» **Data to use**
******
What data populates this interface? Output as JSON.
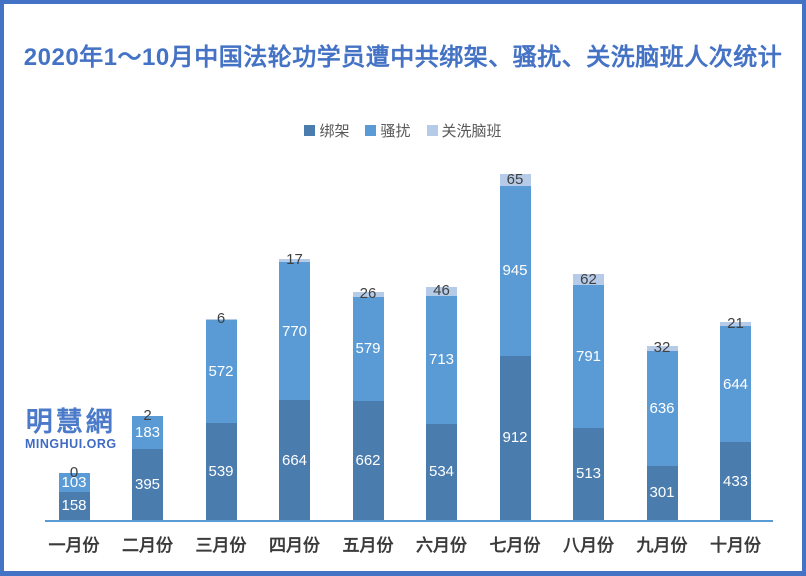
{
  "title": "2020年1～10月中国法轮功学员遭中共绑架、骚扰、关洗脑班人次统计",
  "watermark": {
    "name": "明慧網",
    "domain": "MINGHUI.ORG"
  },
  "colors": {
    "frame_border": "#4472C4",
    "title_text": "#4472C4",
    "axis_line": "#5B9BD5",
    "series_abduction": "#4A7CAE",
    "series_harassment": "#5B9BD5",
    "series_brainwashing": "#B5CBE8",
    "legend_text": "#595959",
    "inside_label_text": "#ffffff",
    "outside_label_text": "#404040"
  },
  "chart_data": {
    "type": "bar",
    "stacked": true,
    "title": "2020年1～10月中国法轮功学员遭中共绑架、骚扰、关洗脑班人次统计",
    "xlabel": "",
    "ylabel": "",
    "value_axis_visible": false,
    "gridlines": false,
    "legend_position": "top-center",
    "categories": [
      "一月份",
      "二月份",
      "三月份",
      "四月份",
      "五月份",
      "六月份",
      "七月份",
      "八月份",
      "九月份",
      "十月份"
    ],
    "series": [
      {
        "name": "绑架",
        "key": "abduction",
        "color": "#4A7CAE",
        "label_position": "center",
        "values": [
          158,
          395,
          539,
          664,
          662,
          534,
          912,
          513,
          301,
          433
        ]
      },
      {
        "name": "骚扰",
        "key": "harassment",
        "color": "#5B9BD5",
        "label_position": "center",
        "values": [
          103,
          183,
          572,
          770,
          579,
          713,
          945,
          791,
          636,
          644
        ]
      },
      {
        "name": "关洗脑班",
        "key": "brainwashing",
        "color": "#B5CBE8",
        "label_position": "above",
        "values": [
          0,
          2,
          6,
          17,
          26,
          46,
          65,
          62,
          32,
          21
        ]
      }
    ],
    "totals": [
      261,
      580,
      1117,
      1451,
      1267,
      1293,
      1922,
      1366,
      969,
      1098
    ]
  }
}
******
» **What is required**
Omit the pictures, and quote the material above exactly as given.

» **Answer for the task**
What data populates this interface? Output as JSON.
{
  "title": "2020年1～10月中国法轮功学员遭中共绑架、骚扰、关洗脑班人次统计",
  "watermark": {
    "name": "明慧網",
    "domain": "MINGHUI.ORG"
  },
  "colors": {
    "frame_border": "#4472C4",
    "title_text": "#4472C4",
    "axis_line": "#5B9BD5",
    "series_abduction": "#4A7CAE",
    "series_harassment": "#5B9BD5",
    "series_brainwashing": "#B5CBE8",
    "legend_text": "#595959",
    "inside_label_text": "#ffffff",
    "outside_label_text": "#404040"
  },
  "chart_data": {
    "type": "bar",
    "stacked": true,
    "title": "2020年1～10月中国法轮功学员遭中共绑架、骚扰、关洗脑班人次统计",
    "xlabel": "",
    "ylabel": "",
    "value_axis_visible": false,
    "gridlines": false,
    "legend_position": "top-center",
    "categories": [
      "一月份",
      "二月份",
      "三月份",
      "四月份",
      "五月份",
      "六月份",
      "七月份",
      "八月份",
      "九月份",
      "十月份"
    ],
    "series": [
      {
        "name": "绑架",
        "key": "abduction",
        "color": "#4A7CAE",
        "label_position": "center",
        "values": [
          158,
          395,
          539,
          664,
          662,
          534,
          912,
          513,
          301,
          433
        ]
      },
      {
        "name": "骚扰",
        "key": "harassment",
        "color": "#5B9BD5",
        "label_position": "center",
        "values": [
          103,
          183,
          572,
          770,
          579,
          713,
          945,
          791,
          636,
          644
        ]
      },
      {
        "name": "关洗脑班",
        "key": "brainwashing",
        "color": "#B5CBE8",
        "label_position": "above",
        "values": [
          0,
          2,
          6,
          17,
          26,
          46,
          65,
          62,
          32,
          21
        ]
      }
    ],
    "totals": [
      261,
      580,
      1117,
      1451,
      1267,
      1293,
      1922,
      1366,
      969,
      1098
    ]
  }
}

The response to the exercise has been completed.